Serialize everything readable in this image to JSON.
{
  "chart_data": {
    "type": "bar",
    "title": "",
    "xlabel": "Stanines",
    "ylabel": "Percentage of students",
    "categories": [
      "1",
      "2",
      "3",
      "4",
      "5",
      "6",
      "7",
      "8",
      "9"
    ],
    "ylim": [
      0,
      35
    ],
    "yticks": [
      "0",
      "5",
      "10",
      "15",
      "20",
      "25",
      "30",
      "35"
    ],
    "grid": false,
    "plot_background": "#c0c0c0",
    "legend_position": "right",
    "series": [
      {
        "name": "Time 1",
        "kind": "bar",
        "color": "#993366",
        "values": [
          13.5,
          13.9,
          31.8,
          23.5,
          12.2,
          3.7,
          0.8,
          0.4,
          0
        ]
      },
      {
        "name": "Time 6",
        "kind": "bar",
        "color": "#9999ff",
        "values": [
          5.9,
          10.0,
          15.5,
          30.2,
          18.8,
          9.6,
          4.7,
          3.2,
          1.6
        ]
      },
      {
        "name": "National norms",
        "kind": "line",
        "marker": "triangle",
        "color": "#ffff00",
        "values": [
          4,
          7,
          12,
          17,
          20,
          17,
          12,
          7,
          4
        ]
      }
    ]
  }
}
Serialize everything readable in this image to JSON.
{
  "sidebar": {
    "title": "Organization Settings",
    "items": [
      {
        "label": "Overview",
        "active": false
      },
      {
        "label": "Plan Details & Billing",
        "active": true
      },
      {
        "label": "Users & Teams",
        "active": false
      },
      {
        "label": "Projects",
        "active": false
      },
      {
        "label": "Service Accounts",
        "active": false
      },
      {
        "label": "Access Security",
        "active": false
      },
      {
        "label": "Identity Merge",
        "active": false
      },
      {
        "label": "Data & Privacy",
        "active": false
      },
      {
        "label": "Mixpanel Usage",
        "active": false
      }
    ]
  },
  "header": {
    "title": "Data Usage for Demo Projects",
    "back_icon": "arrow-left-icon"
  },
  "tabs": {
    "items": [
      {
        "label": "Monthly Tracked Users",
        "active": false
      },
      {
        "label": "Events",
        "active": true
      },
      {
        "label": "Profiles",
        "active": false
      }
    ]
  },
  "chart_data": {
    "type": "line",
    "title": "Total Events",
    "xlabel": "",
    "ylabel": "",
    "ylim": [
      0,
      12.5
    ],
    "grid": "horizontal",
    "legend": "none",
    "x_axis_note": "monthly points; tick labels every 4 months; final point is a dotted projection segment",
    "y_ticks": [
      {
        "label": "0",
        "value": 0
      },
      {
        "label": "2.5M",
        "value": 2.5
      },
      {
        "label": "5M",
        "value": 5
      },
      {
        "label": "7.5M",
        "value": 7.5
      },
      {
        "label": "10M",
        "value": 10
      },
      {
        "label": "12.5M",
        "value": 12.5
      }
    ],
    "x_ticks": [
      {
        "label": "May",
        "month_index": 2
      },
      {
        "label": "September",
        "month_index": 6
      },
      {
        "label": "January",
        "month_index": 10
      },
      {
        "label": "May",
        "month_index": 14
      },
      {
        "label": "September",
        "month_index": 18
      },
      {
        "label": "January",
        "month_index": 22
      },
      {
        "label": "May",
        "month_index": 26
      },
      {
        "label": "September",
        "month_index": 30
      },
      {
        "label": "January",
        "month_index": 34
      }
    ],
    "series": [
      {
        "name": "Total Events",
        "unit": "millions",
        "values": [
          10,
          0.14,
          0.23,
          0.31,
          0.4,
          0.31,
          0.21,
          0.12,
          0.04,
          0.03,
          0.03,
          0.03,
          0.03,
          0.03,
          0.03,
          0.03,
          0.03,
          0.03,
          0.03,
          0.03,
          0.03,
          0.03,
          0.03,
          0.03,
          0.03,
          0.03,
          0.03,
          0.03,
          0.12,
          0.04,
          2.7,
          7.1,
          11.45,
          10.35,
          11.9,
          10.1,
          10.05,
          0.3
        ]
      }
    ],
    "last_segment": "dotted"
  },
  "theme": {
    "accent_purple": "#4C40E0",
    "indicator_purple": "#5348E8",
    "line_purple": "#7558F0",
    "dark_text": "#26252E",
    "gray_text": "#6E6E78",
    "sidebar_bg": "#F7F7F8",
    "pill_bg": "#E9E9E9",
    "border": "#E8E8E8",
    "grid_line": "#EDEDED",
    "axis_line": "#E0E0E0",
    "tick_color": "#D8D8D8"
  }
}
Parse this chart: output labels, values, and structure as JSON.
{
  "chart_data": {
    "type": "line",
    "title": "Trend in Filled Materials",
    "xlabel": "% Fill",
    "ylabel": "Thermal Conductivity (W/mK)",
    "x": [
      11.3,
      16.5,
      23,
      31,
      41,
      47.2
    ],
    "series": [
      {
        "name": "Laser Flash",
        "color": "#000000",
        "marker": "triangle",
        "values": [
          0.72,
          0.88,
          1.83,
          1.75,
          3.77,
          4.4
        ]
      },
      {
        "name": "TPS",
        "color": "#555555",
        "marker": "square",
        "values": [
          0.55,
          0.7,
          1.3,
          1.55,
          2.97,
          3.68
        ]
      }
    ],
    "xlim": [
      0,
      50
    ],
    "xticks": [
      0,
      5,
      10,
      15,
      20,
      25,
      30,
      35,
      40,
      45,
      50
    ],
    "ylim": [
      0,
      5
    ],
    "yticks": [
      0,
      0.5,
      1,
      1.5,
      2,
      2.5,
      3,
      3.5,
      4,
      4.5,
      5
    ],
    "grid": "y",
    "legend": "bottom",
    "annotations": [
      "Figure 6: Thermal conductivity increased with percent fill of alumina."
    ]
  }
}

EXERCISE BRIEF.
Return each line of the data exactly as written above.

FINISHED ANSWER.
Serialize everything readable in this image to JSON.
{
  "chart_data": {
    "type": "bar",
    "title": "",
    "xlabel": "Stanines",
    "ylabel": "Percentage of students",
    "categories": [
      "1",
      "2",
      "3",
      "4",
      "5",
      "6",
      "7",
      "8",
      "9"
    ],
    "ylim": [
      0,
      35
    ],
    "yticks": [
      "0",
      "5",
      "10",
      "15",
      "20",
      "25",
      "30",
      "35"
    ],
    "grid": false,
    "plot_background": "#c0c0c0",
    "legend_position": "right",
    "series": [
      {
        "name": "Time 1",
        "kind": "bar",
        "color": "#993366",
        "values": [
          13.5,
          13.9,
          31.8,
          23.5,
          12.2,
          3.7,
          0.8,
          0.4,
          0
        ]
      },
      {
        "name": "Time 6",
        "kind": "bar",
        "color": "#9999ff",
        "values": [
          5.9,
          10.0,
          15.5,
          30.2,
          18.8,
          9.6,
          4.7,
          3.2,
          1.6
        ]
      },
      {
        "name": "National norms",
        "kind": "line",
        "marker": "triangle",
        "color": "#ffff00",
        "values": [
          4,
          7,
          12,
          17,
          20,
          17,
          12,
          7,
          4
        ]
      }
    ]
  }
}
Serialize everything readable in this image to JSON.
{
  "sidebar": {
    "title": "Organization Settings",
    "items": [
      {
        "label": "Overview",
        "active": false
      },
      {
        "label": "Plan Details & Billing",
        "active": true
      },
      {
        "label": "Users & Teams",
        "active": false
      },
      {
        "label": "Projects",
        "active": false
      },
      {
        "label": "Service Accounts",
        "active": false
      },
      {
        "label": "Access Security",
        "active": false
      },
      {
        "label": "Identity Merge",
        "active": false
      },
      {
        "label": "Data & Privacy",
        "active": false
      },
      {
        "label": "Mixpanel Usage",
        "active": false
      }
    ]
  },
  "header": {
    "title": "Data Usage for Demo Projects",
    "back_icon": "arrow-left-icon"
  },
  "tabs": {
    "items": [
      {
        "label": "Monthly Tracked Users",
        "active": false
      },
      {
        "label": "Events",
        "active": true
      },
      {
        "label": "Profiles",
        "active": false
      }
    ]
  },
  "chart_data": {
    "type": "line",
    "title": "Total Events",
    "xlabel": "",
    "ylabel": "",
    "ylim": [
      0,
      12.5
    ],
    "grid": "horizontal",
    "legend": "none",
    "x_axis_note": "monthly points; tick labels every 4 months; final point is a dotted projection segment",
    "y_ticks": [
      {
        "label": "0",
        "value": 0
      },
      {
        "label": "2.5M",
        "value": 2.5
      },
      {
        "label": "5M",
        "value": 5
      },
      {
        "label": "7.5M",
        "value": 7.5
      },
      {
        "label": "10M",
        "value": 10
      },
      {
        "label": "12.5M",
        "value": 12.5
      }
    ],
    "x_ticks": [
      {
        "label": "May",
        "month_index": 2
      },
      {
        "label": "September",
        "month_index": 6
      },
      {
        "label": "January",
        "month_index": 10
      },
      {
        "label": "May",
        "month_index": 14
      },
      {
        "label": "September",
        "month_index": 18
      },
      {
        "label": "January",
        "month_index": 22
      },
      {
        "label": "May",
        "month_index": 26
      },
      {
        "label": "September",
        "month_index": 30
      },
      {
        "label": "January",
        "month_index": 34
      }
    ],
    "series": [
      {
        "name": "Total Events",
        "unit": "millions",
        "values": [
          10,
          0.14,
          0.23,
          0.31,
          0.4,
          0.31,
          0.21,
          0.12,
          0.04,
          0.03,
          0.03,
          0.03,
          0.03,
          0.03,
          0.03,
          0.03,
          0.03,
          0.03,
          0.03,
          0.03,
          0.03,
          0.03,
          0.03,
          0.03,
          0.03,
          0.03,
          0.03,
          0.03,
          0.12,
          0.04,
          2.7,
          7.1,
          11.45,
          10.35,
          11.9,
          10.1,
          10.05,
          0.3
        ]
      }
    ],
    "last_segment": "dotted"
  },
  "theme": {
    "accent_purple": "#4C40E0",
    "indicator_purple": "#5348E8",
    "line_purple": "#7558F0",
    "dark_text": "#26252E",
    "gray_text": "#6E6E78",
    "sidebar_bg": "#F7F7F8",
    "pill_bg": "#E9E9E9",
    "border": "#E8E8E8",
    "grid_line": "#EDEDED",
    "axis_line": "#E0E0E0",
    "tick_color": "#D8D8D8"
  }
}
Parse this chart: output labels, values, and structure as JSON.
{
  "chart_data": {
    "type": "line",
    "title": "Trend in Filled Materials",
    "xlabel": "% Fill",
    "ylabel": "Thermal Conductivity (W/mK)",
    "x": [
      11.3,
      16.5,
      23,
      31,
      41,
      47.2
    ],
    "series": [
      {
        "name": "Laser Flash",
        "color": "#000000",
        "marker": "triangle",
        "values": [
          0.72,
          0.88,
          1.83,
          1.75,
          3.77,
          4.4
        ]
      },
      {
        "name": "TPS",
        "color": "#555555",
        "marker": "square",
        "values": [
          0.55,
          0.7,
          1.3,
          1.55,
          2.97,
          3.68
        ]
      }
    ],
    "xlim": [
      0,
      50
    ],
    "xticks": [
      0,
      5,
      10,
      15,
      20,
      25,
      30,
      35,
      40,
      45,
      50
    ],
    "ylim": [
      0,
      5
    ],
    "yticks": [
      0,
      0.5,
      1,
      1.5,
      2,
      2.5,
      3,
      3.5,
      4,
      4.5,
      5
    ],
    "grid": "y",
    "legend": "bottom",
    "annotations": [
      "Figure 6: Thermal conductivity increased with percent fill of alumina."
    ]
  }
}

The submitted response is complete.